Saved entries:
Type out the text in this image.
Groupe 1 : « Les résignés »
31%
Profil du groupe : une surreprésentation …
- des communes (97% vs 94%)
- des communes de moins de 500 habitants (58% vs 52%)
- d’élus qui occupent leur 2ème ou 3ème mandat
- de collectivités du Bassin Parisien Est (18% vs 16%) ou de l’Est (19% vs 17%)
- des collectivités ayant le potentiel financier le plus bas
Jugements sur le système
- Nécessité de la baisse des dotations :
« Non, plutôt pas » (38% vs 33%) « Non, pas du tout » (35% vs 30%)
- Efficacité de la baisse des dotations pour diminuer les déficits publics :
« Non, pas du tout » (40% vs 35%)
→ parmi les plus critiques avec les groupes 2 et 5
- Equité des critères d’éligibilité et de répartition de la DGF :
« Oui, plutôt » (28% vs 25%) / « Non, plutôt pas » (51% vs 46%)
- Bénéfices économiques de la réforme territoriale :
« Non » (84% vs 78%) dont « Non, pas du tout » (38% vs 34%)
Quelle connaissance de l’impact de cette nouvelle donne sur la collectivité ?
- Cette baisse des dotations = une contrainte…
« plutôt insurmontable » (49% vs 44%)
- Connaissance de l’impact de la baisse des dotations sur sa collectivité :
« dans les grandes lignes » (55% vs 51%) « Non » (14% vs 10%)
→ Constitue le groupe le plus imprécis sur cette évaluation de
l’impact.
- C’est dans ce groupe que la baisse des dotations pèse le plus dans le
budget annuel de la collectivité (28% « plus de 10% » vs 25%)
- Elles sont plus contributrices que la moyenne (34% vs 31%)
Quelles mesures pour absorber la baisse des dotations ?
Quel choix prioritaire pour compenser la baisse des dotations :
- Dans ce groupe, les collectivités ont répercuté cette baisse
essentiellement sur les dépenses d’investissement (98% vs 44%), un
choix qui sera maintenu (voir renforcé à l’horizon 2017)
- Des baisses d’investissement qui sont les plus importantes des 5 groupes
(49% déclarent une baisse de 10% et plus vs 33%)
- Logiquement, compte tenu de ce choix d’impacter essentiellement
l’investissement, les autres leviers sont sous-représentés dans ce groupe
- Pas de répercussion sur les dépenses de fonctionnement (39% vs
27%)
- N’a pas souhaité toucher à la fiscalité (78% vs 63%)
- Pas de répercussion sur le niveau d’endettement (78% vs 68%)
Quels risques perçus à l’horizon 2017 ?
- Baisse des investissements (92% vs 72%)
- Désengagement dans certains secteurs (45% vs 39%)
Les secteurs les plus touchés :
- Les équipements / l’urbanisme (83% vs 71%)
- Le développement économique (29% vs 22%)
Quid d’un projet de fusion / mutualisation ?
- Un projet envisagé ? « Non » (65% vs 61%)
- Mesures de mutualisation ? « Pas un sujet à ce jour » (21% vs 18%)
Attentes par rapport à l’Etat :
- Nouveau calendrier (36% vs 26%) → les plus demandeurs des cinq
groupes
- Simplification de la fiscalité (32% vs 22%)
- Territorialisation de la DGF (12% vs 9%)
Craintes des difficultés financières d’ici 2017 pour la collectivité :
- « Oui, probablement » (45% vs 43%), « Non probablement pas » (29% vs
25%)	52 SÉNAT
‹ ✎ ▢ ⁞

• _Problem_: Show every line that contains the word "secteurs".

• _Result of this task_:
- Désengagement dans certains secteurs (45% vs 39%)
Les secteurs les plus touchés :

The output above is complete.